> **Aim of the task**:
With images removed, return the whole listing exactly as written.

#### Source records ####

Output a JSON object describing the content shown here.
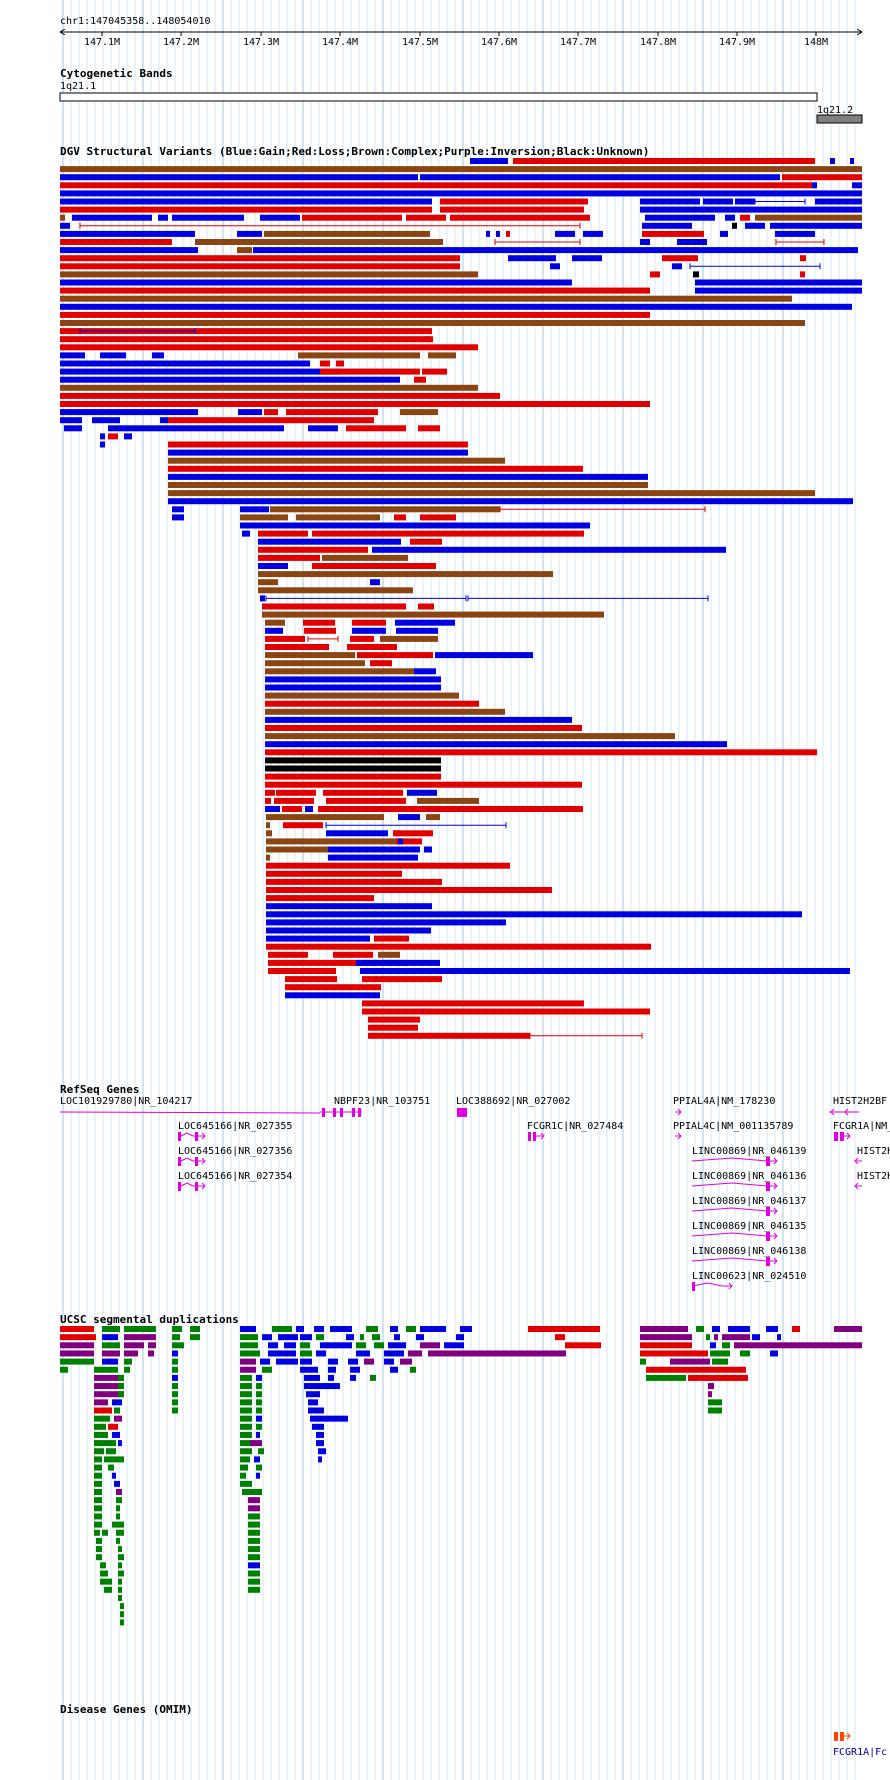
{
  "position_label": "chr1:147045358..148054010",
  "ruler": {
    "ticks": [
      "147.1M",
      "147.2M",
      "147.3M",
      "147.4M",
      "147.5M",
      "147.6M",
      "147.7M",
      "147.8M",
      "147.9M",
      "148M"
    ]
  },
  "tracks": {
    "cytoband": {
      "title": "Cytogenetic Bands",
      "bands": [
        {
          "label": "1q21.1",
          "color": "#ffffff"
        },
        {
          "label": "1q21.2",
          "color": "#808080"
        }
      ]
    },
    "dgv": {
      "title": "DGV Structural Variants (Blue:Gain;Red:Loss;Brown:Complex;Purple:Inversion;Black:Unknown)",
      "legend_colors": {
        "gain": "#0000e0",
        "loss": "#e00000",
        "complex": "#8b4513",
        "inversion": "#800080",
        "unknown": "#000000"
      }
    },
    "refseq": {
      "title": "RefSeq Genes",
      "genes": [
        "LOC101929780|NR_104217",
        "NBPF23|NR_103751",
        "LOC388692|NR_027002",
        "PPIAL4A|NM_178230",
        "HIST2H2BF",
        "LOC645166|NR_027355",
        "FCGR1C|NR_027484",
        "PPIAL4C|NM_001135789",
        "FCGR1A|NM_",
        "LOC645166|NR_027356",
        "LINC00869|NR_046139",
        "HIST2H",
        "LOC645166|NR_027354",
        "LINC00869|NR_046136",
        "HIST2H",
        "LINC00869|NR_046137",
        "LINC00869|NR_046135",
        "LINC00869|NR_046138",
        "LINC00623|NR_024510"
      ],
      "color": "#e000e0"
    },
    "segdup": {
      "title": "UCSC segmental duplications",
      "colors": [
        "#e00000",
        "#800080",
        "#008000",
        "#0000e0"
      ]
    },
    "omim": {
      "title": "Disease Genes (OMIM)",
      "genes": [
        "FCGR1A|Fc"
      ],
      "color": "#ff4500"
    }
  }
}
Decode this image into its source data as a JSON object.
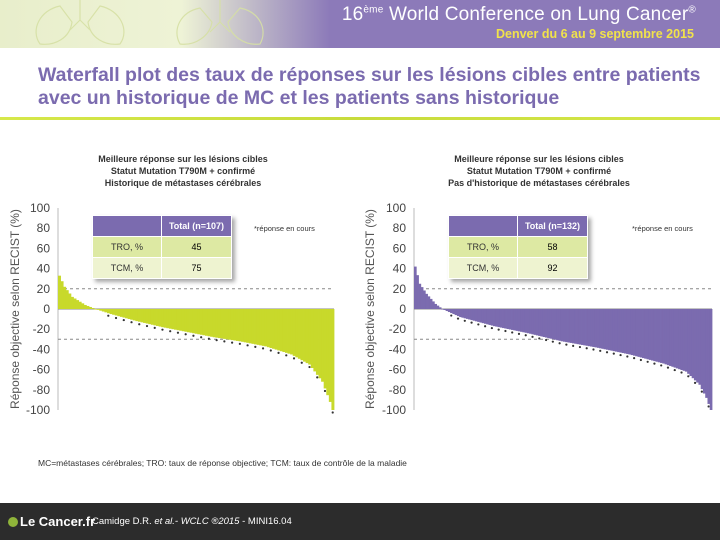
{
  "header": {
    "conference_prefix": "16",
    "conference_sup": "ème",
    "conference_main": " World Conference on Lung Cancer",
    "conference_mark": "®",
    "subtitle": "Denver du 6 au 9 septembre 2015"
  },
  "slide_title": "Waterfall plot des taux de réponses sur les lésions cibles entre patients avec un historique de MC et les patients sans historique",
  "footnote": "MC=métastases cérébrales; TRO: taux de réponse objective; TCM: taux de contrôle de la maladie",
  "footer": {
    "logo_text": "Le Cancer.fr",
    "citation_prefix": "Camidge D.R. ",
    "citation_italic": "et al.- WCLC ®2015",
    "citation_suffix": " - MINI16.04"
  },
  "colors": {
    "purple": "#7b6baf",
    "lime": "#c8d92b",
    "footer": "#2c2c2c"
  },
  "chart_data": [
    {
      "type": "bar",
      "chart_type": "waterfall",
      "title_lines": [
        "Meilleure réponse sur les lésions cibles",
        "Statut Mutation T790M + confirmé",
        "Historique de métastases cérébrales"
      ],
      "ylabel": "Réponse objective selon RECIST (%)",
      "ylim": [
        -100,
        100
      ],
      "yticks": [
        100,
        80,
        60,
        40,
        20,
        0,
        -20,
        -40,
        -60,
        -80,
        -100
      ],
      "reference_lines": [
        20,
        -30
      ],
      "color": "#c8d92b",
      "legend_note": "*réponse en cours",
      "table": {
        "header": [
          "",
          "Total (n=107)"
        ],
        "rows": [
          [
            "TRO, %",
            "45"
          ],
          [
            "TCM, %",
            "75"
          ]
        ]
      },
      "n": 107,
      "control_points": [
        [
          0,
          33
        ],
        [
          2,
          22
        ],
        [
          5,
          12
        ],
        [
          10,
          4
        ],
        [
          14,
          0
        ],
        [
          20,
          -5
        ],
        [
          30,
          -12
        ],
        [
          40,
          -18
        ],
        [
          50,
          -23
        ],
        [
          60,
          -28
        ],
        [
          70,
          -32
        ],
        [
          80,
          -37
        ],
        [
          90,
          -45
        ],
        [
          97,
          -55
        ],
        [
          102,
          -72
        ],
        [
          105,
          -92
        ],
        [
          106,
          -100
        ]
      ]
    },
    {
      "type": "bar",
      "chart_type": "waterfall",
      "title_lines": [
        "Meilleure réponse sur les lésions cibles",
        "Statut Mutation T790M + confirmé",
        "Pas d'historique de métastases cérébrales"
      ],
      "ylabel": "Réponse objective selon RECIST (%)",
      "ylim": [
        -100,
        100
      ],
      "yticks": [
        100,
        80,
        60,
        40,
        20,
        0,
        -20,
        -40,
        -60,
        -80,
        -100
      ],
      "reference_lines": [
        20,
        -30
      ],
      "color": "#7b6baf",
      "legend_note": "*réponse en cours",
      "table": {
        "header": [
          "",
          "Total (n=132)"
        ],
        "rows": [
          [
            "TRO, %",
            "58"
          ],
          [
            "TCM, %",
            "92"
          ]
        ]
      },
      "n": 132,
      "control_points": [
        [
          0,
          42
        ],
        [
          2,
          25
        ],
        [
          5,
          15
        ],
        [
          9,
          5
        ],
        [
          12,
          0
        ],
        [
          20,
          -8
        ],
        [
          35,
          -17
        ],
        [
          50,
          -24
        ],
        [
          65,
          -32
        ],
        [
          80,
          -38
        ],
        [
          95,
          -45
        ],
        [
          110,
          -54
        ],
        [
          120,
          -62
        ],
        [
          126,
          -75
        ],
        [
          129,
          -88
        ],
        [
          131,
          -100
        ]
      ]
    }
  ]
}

####

> **Result for this task**:
Output a JSON object describing the content shown here.
{
  "position_label": "chr1:147045358..148054010",
  "ruler": {
    "ticks": [
      "147.1M",
      "147.2M",
      "147.3M",
      "147.4M",
      "147.5M",
      "147.6M",
      "147.7M",
      "147.8M",
      "147.9M",
      "148M"
    ]
  },
  "tracks": {
    "cytoband": {
      "title": "Cytogenetic Bands",
      "bands": [
        {
          "label": "1q21.1",
          "color": "#ffffff"
        },
        {
          "label": "1q21.2",
          "color": "#808080"
        }
      ]
    },
    "dgv": {
      "title": "DGV Structural Variants (Blue:Gain;Red:Loss;Brown:Complex;Purple:Inversion;Black:Unknown)",
      "legend_colors": {
        "gain": "#0000e0",
        "loss": "#e00000",
        "complex": "#8b4513",
        "inversion": "#800080",
        "unknown": "#000000"
      }
    },
    "refseq": {
      "title": "RefSeq Genes",
      "genes": [
        "LOC101929780|NR_104217",
        "NBPF23|NR_103751",
        "LOC388692|NR_027002",
        "PPIAL4A|NM_178230",
        "HIST2H2BF",
        "LOC645166|NR_027355",
        "FCGR1C|NR_027484",
        "PPIAL4C|NM_001135789",
        "FCGR1A|NM_",
        "LOC645166|NR_027356",
        "LINC00869|NR_046139",
        "HIST2H",
        "LOC645166|NR_027354",
        "LINC00869|NR_046136",
        "HIST2H",
        "LINC00869|NR_046137",
        "LINC00869|NR_046135",
        "LINC00869|NR_046138",
        "LINC00623|NR_024510"
      ],
      "color": "#e000e0"
    },
    "segdup": {
      "title": "UCSC segmental duplications",
      "colors": [
        "#e00000",
        "#800080",
        "#008000",
        "#0000e0"
      ]
    },
    "omim": {
      "title": "Disease Genes (OMIM)",
      "genes": [
        "FCGR1A|Fc"
      ],
      "color": "#ff4500"
    }
  }
}
Decode this image into its source data as a JSON object.
{
  "header": {
    "conference_prefix": "16",
    "conference_sup": "ème",
    "conference_main": " World Conference on Lung Cancer",
    "conference_mark": "®",
    "subtitle": "Denver du 6 au 9 septembre 2015"
  },
  "slide_title": "Waterfall plot des taux de réponses sur les lésions cibles entre patients avec un historique de MC et les patients sans historique",
  "footnote": "MC=métastases cérébrales; TRO: taux de réponse objective; TCM: taux de contrôle de la maladie",
  "footer": {
    "logo_text": "Le Cancer.fr",
    "citation_prefix": "Camidge D.R. ",
    "citation_italic": "et al.- WCLC ®2015",
    "citation_suffix": " - MINI16.04"
  },
  "colors": {
    "purple": "#7b6baf",
    "lime": "#c8d92b",
    "footer": "#2c2c2c"
  },
  "chart_data": [
    {
      "type": "bar",
      "chart_type": "waterfall",
      "title_lines": [
        "Meilleure réponse sur les lésions cibles",
        "Statut Mutation T790M + confirmé",
        "Historique de métastases cérébrales"
      ],
      "ylabel": "Réponse objective selon RECIST (%)",
      "ylim": [
        -100,
        100
      ],
      "yticks": [
        100,
        80,
        60,
        40,
        20,
        0,
        -20,
        -40,
        -60,
        -80,
        -100
      ],
      "reference_lines": [
        20,
        -30
      ],
      "color": "#c8d92b",
      "legend_note": "*réponse en cours",
      "table": {
        "header": [
          "",
          "Total (n=107)"
        ],
        "rows": [
          [
            "TRO, %",
            "45"
          ],
          [
            "TCM, %",
            "75"
          ]
        ]
      },
      "n": 107,
      "control_points": [
        [
          0,
          33
        ],
        [
          2,
          22
        ],
        [
          5,
          12
        ],
        [
          10,
          4
        ],
        [
          14,
          0
        ],
        [
          20,
          -5
        ],
        [
          30,
          -12
        ],
        [
          40,
          -18
        ],
        [
          50,
          -23
        ],
        [
          60,
          -28
        ],
        [
          70,
          -32
        ],
        [
          80,
          -37
        ],
        [
          90,
          -45
        ],
        [
          97,
          -55
        ],
        [
          102,
          -72
        ],
        [
          105,
          -92
        ],
        [
          106,
          -100
        ]
      ]
    },
    {
      "type": "bar",
      "chart_type": "waterfall",
      "title_lines": [
        "Meilleure réponse sur les lésions cibles",
        "Statut Mutation T790M + confirmé",
        "Pas d'historique de métastases cérébrales"
      ],
      "ylabel": "Réponse objective selon RECIST (%)",
      "ylim": [
        -100,
        100
      ],
      "yticks": [
        100,
        80,
        60,
        40,
        20,
        0,
        -20,
        -40,
        -60,
        -80,
        -100
      ],
      "reference_lines": [
        20,
        -30
      ],
      "color": "#7b6baf",
      "legend_note": "*réponse en cours",
      "table": {
        "header": [
          "",
          "Total (n=132)"
        ],
        "rows": [
          [
            "TRO, %",
            "58"
          ],
          [
            "TCM, %",
            "92"
          ]
        ]
      },
      "n": 132,
      "control_points": [
        [
          0,
          42
        ],
        [
          2,
          25
        ],
        [
          5,
          15
        ],
        [
          9,
          5
        ],
        [
          12,
          0
        ],
        [
          20,
          -8
        ],
        [
          35,
          -17
        ],
        [
          50,
          -24
        ],
        [
          65,
          -32
        ],
        [
          80,
          -38
        ],
        [
          95,
          -45
        ],
        [
          110,
          -54
        ],
        [
          120,
          -62
        ],
        [
          126,
          -75
        ],
        [
          129,
          -88
        ],
        [
          131,
          -100
        ]
      ]
    }
  ]
}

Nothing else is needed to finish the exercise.